-- Available records start --
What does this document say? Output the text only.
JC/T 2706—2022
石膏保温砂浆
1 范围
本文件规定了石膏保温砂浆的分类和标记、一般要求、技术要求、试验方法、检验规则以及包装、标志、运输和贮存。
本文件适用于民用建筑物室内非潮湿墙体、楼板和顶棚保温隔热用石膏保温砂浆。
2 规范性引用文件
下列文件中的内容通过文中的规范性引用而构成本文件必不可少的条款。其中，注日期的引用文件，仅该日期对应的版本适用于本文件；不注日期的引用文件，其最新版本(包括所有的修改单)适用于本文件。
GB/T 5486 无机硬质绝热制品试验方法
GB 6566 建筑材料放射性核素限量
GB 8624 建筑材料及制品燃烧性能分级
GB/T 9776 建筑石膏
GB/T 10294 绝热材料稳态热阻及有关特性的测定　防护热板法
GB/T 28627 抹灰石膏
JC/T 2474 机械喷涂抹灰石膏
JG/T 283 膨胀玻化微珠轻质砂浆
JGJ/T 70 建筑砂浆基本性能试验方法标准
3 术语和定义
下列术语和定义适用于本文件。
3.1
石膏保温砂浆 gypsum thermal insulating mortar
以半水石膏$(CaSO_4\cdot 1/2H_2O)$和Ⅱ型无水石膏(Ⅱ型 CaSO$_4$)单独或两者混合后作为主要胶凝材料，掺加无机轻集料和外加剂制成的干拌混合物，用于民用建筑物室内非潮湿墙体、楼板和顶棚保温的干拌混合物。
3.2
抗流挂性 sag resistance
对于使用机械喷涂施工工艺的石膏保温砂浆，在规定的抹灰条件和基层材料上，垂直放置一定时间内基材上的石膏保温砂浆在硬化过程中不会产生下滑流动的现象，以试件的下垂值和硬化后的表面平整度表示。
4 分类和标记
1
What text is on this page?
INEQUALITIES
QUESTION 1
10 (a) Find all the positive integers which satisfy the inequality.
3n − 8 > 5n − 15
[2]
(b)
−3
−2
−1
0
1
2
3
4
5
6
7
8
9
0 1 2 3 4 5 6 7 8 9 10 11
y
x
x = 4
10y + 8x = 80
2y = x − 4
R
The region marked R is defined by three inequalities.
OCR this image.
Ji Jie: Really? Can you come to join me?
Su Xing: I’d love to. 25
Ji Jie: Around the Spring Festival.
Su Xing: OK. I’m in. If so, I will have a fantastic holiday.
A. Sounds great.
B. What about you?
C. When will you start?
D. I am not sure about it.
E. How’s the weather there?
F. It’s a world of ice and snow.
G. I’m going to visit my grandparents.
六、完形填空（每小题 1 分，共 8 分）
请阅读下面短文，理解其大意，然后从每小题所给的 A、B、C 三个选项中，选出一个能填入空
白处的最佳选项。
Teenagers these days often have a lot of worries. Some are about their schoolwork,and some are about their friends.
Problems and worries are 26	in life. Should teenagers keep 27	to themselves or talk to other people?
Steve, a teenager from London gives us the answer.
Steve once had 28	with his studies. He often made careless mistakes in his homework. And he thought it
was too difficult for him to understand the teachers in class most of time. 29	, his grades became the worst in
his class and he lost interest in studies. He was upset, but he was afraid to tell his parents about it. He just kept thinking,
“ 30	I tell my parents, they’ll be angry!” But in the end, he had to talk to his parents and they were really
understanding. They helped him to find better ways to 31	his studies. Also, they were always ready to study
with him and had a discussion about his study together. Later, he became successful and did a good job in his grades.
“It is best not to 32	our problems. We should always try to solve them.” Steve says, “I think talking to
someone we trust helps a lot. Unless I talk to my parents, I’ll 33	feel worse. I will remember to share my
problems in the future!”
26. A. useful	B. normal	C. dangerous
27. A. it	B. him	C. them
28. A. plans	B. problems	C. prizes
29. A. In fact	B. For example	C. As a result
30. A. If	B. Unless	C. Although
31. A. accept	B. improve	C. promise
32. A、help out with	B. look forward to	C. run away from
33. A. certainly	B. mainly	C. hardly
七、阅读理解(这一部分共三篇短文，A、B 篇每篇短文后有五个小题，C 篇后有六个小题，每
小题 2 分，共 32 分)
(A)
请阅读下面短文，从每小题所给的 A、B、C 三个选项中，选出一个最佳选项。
-- Available records end --
Written instruction
Make an exact copy of every line in the data.

Response to the task
What does this document say? Output the text only.
JC/T 2706—2022
石膏保温砂浆
1 范围
本文件规定了石膏保温砂浆的分类和标记、一般要求、技术要求、试验方法、检验规则以及包装、标志、运输和贮存。
本文件适用于民用建筑物室内非潮湿墙体、楼板和顶棚保温隔热用石膏保温砂浆。
2 规范性引用文件
下列文件中的内容通过文中的规范性引用而构成本文件必不可少的条款。其中，注日期的引用文件，仅该日期对应的版本适用于本文件；不注日期的引用文件，其最新版本(包括所有的修改单)适用于本文件。
GB/T 5486 无机硬质绝热制品试验方法
GB 6566 建筑材料放射性核素限量
GB 8624 建筑材料及制品燃烧性能分级
GB/T 9776 建筑石膏
GB/T 10294 绝热材料稳态热阻及有关特性的测定　防护热板法
GB/T 28627 抹灰石膏
JC/T 2474 机械喷涂抹灰石膏
JG/T 283 膨胀玻化微珠轻质砂浆
JGJ/T 70 建筑砂浆基本性能试验方法标准
3 术语和定义
下列术语和定义适用于本文件。
3.1
石膏保温砂浆 gypsum thermal insulating mortar
以半水石膏$(CaSO_4\cdot 1/2H_2O)$和Ⅱ型无水石膏(Ⅱ型 CaSO$_4$)单独或两者混合后作为主要胶凝材料，掺加无机轻集料和外加剂制成的干拌混合物，用于民用建筑物室内非潮湿墙体、楼板和顶棚保温的干拌混合物。
3.2
抗流挂性 sag resistance
对于使用机械喷涂施工工艺的石膏保温砂浆，在规定的抹灰条件和基层材料上，垂直放置一定时间内基材上的石膏保温砂浆在硬化过程中不会产生下滑流动的现象，以试件的下垂值和硬化后的表面平整度表示。
4 分类和标记
1
What text is on this page?
INEQUALITIES
QUESTION 1
10 (a) Find all the positive integers which satisfy the inequality.
3n − 8 > 5n − 15
[2]
(b)
−3
−2
−1
0
1
2
3
4
5
6
7
8
9
0 1 2 3 4 5 6 7 8 9 10 11
y
x
x = 4
10y + 8x = 80
2y = x − 4
R
The region marked R is defined by three inequalities.
OCR this image.
Ji Jie: Really? Can you come to join me?
Su Xing: I’d love to. 25
Ji Jie: Around the Spring Festival.
Su Xing: OK. I’m in. If so, I will have a fantastic holiday.
A. Sounds great.
B. What about you?
C. When will you start?
D. I am not sure about it.
E. How’s the weather there?
F. It’s a world of ice and snow.
G. I’m going to visit my grandparents.
六、完形填空（每小题 1 分，共 8 分）
请阅读下面短文，理解其大意，然后从每小题所给的 A、B、C 三个选项中，选出一个能填入空
白处的最佳选项。
Teenagers these days often have a lot of worries. Some are about their schoolwork,and some are about their friends.
Problems and worries are 26	in life. Should teenagers keep 27	to themselves or talk to other people?
Steve, a teenager from London gives us the answer.
Steve once had 28	with his studies. He often made careless mistakes in his homework. And he thought it
was too difficult for him to understand the teachers in class most of time. 29	, his grades became the worst in
his class and he lost interest in studies. He was upset, but he was afraid to tell his parents about it. He just kept thinking,
“ 30	I tell my parents, they’ll be angry!” But in the end, he had to talk to his parents and they were really
understanding. They helped him to find better ways to 31	his studies. Also, they were always ready to study
with him and had a discussion about his study together. Later, he became successful and did a good job in his grades.
“It is best not to 32	our problems. We should always try to solve them.” Steve says, “I think talking to
someone we trust helps a lot. Unless I talk to my parents, I’ll 33	feel worse. I will remember to share my
problems in the future!”
26. A. useful	B. normal	C. dangerous
27. A. it	B. him	C. them
28. A. plans	B. problems	C. prizes
29. A. In fact	B. For example	C. As a result
30. A. If	B. Unless	C. Although
31. A. accept	B. improve	C. promise
32. A、help out with	B. look forward to	C. run away from
33. A. certainly	B. mainly	C. hardly
七、阅读理解(这一部分共三篇短文，A、B 篇每篇短文后有五个小题，C 篇后有六个小题，每
小题 2 分，共 32 分)
(A)
请阅读下面短文，从每小题所给的 A、B、C 三个选项中，选出一个最佳选项。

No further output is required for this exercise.